## Task material
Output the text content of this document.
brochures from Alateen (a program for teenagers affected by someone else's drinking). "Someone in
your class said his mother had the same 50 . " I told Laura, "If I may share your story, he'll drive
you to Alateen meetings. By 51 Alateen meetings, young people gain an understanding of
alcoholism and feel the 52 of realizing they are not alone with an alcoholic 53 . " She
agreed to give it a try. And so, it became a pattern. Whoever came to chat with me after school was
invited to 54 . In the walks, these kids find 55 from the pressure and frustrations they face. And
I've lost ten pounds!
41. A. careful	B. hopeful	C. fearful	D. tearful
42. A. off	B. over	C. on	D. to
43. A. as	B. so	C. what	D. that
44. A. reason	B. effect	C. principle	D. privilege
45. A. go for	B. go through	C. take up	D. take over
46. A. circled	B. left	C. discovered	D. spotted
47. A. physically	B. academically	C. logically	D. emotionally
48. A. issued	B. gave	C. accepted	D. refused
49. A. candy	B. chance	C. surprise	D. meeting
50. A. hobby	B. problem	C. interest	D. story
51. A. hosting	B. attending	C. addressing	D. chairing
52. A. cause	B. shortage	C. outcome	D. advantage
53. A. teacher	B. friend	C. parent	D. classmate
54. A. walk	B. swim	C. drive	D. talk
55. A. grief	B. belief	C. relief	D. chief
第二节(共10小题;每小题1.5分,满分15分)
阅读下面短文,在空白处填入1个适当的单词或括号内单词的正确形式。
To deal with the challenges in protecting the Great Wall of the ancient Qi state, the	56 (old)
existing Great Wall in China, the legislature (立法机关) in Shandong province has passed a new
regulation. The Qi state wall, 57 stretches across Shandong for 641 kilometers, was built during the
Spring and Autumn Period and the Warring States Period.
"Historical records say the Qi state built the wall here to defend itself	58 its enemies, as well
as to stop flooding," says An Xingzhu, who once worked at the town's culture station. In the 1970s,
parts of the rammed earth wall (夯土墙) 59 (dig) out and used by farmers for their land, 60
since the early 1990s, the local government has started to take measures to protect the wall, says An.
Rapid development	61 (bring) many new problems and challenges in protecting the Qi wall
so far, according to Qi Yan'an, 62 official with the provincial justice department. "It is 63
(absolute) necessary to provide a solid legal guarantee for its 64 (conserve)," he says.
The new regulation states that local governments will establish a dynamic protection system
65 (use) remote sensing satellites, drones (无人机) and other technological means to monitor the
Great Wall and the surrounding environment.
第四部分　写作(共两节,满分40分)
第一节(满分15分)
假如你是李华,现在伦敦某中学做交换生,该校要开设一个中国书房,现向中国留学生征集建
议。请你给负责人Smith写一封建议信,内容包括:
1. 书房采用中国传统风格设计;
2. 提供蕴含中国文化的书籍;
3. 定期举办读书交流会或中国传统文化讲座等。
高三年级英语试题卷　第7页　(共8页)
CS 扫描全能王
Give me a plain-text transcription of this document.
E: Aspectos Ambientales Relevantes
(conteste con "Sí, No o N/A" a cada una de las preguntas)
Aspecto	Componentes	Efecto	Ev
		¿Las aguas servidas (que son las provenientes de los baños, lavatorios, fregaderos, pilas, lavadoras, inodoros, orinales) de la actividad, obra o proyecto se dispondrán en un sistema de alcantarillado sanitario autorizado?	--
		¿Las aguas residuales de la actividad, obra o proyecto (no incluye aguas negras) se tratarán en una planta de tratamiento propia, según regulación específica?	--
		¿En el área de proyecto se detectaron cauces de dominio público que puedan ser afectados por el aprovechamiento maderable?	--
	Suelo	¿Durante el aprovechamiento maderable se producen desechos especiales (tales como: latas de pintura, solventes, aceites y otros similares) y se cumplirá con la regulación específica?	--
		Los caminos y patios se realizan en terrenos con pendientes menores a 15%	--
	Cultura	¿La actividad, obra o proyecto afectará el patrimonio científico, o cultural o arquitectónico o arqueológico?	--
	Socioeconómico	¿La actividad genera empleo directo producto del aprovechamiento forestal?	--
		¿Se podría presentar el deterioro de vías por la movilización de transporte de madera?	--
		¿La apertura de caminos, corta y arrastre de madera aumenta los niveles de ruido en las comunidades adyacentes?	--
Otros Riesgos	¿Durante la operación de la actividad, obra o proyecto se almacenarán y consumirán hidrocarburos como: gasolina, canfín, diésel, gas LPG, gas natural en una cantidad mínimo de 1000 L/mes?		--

## Task prompt
Count every line above that holds the word "with", and state the number and nothing more.

## Answer in full
4